# SHORT EXERCISE
Provide an exact copy of the data, excluding the images.

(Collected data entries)
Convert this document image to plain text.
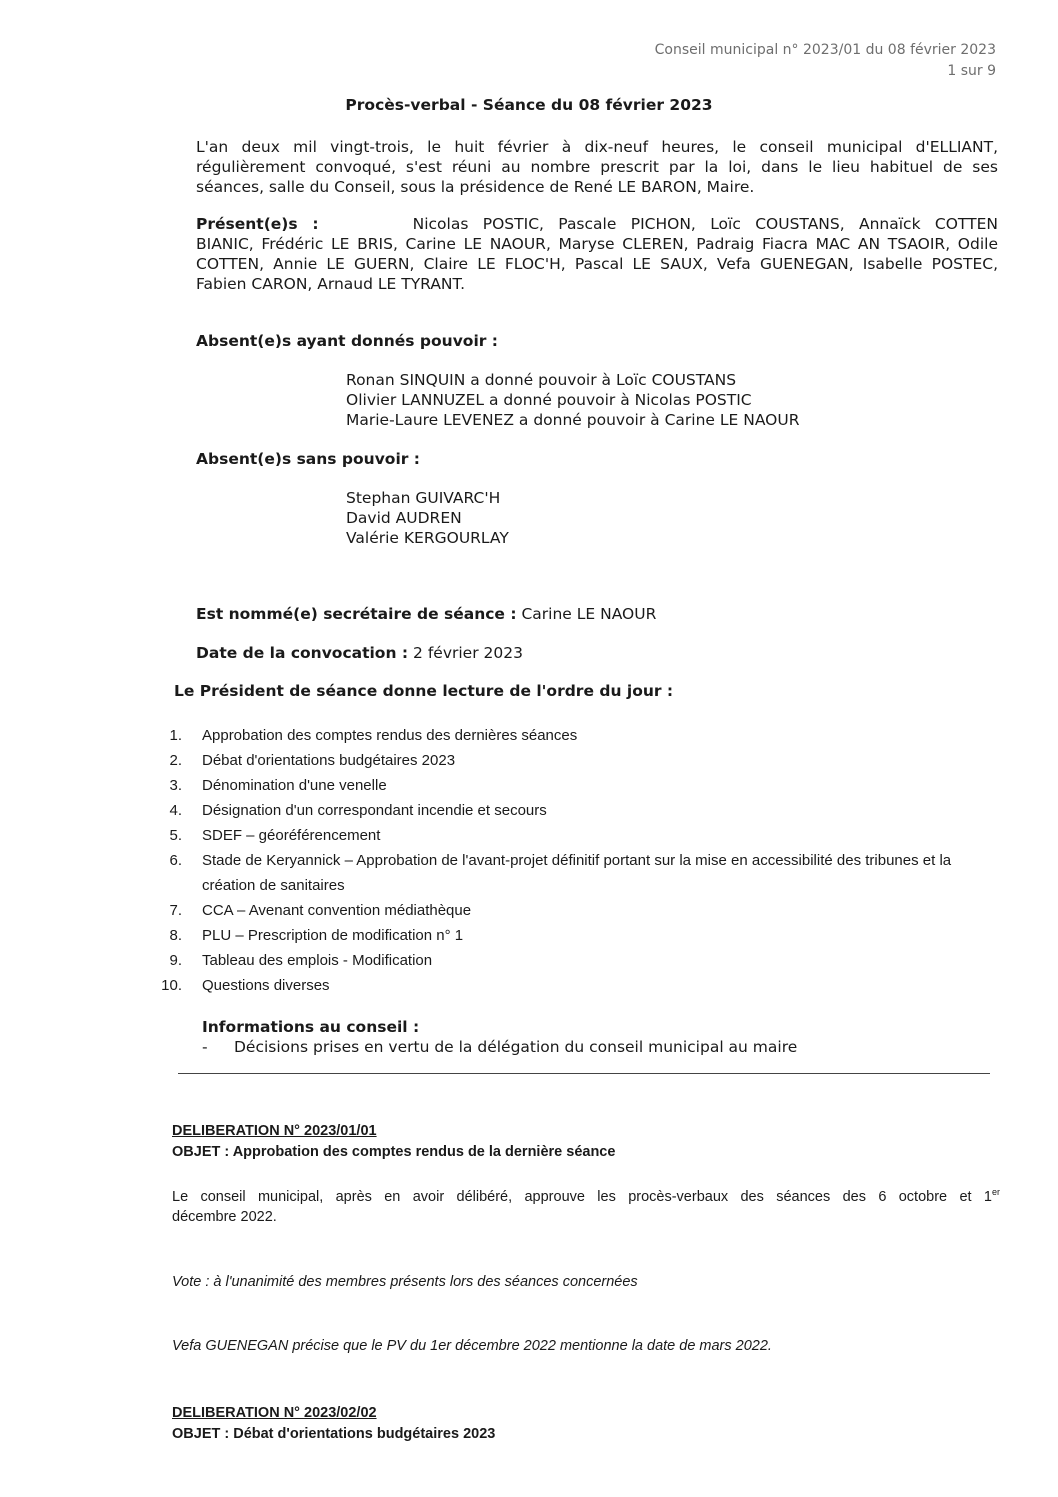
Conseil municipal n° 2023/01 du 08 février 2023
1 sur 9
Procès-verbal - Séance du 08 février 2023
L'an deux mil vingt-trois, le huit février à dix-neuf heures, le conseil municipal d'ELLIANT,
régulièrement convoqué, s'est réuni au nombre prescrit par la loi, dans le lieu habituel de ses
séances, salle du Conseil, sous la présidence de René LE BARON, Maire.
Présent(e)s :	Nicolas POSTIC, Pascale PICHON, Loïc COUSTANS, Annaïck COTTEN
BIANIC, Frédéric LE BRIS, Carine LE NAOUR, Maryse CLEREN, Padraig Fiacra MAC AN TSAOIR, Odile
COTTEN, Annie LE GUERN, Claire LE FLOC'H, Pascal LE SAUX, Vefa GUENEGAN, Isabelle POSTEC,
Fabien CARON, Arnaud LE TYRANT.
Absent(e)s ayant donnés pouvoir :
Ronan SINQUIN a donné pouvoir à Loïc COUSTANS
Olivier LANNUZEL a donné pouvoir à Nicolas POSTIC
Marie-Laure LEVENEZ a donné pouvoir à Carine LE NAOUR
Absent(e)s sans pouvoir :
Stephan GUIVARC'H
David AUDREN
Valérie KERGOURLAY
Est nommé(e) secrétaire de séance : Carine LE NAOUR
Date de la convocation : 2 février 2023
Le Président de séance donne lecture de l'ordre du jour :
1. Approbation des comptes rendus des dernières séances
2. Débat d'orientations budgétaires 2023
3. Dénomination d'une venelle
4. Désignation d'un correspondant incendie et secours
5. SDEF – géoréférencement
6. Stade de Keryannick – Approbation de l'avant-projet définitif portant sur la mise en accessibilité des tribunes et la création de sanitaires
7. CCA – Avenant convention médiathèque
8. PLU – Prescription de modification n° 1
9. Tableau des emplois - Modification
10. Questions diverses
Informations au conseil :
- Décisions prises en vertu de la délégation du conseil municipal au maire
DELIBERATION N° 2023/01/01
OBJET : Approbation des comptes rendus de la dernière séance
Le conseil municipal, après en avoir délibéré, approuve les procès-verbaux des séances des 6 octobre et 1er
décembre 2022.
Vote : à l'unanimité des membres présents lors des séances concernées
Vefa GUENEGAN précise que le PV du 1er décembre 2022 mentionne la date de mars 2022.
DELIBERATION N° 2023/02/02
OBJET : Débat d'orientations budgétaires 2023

# RESPONSE TO THIS TASK
Convert this document image to plain text.
Conseil municipal n° 2023/01 du 08 février 2023
1 sur 9
Procès-verbal - Séance du 08 février 2023
L'an deux mil vingt-trois, le huit février à dix-neuf heures, le conseil municipal d'ELLIANT,
régulièrement convoqué, s'est réuni au nombre prescrit par la loi, dans le lieu habituel de ses
séances, salle du Conseil, sous la présidence de René LE BARON, Maire.
Présent(e)s :	Nicolas POSTIC, Pascale PICHON, Loïc COUSTANS, Annaïck COTTEN
BIANIC, Frédéric LE BRIS, Carine LE NAOUR, Maryse CLEREN, Padraig Fiacra MAC AN TSAOIR, Odile
COTTEN, Annie LE GUERN, Claire LE FLOC'H, Pascal LE SAUX, Vefa GUENEGAN, Isabelle POSTEC,
Fabien CARON, Arnaud LE TYRANT.
Absent(e)s ayant donnés pouvoir :
Ronan SINQUIN a donné pouvoir à Loïc COUSTANS
Olivier LANNUZEL a donné pouvoir à Nicolas POSTIC
Marie-Laure LEVENEZ a donné pouvoir à Carine LE NAOUR
Absent(e)s sans pouvoir :
Stephan GUIVARC'H
David AUDREN
Valérie KERGOURLAY
Est nommé(e) secrétaire de séance : Carine LE NAOUR
Date de la convocation : 2 février 2023
Le Président de séance donne lecture de l'ordre du jour :
1. Approbation des comptes rendus des dernières séances
2. Débat d'orientations budgétaires 2023
3. Dénomination d'une venelle
4. Désignation d'un correspondant incendie et secours
5. SDEF – géoréférencement
6. Stade de Keryannick – Approbation de l'avant-projet définitif portant sur la mise en accessibilité des tribunes et la création de sanitaires
7. CCA – Avenant convention médiathèque
8. PLU – Prescription de modification n° 1
9. Tableau des emplois - Modification
10. Questions diverses
Informations au conseil :
- Décisions prises en vertu de la délégation du conseil municipal au maire
DELIBERATION N° 2023/01/01
OBJET : Approbation des comptes rendus de la dernière séance
Le conseil municipal, après en avoir délibéré, approuve les procès-verbaux des séances des 6 octobre et 1er
décembre 2022.
Vote : à l'unanimité des membres présents lors des séances concernées
Vefa GUENEGAN précise que le PV du 1er décembre 2022 mentionne la date de mars 2022.
DELIBERATION N° 2023/02/02
OBJET : Débat d'orientations budgétaires 2023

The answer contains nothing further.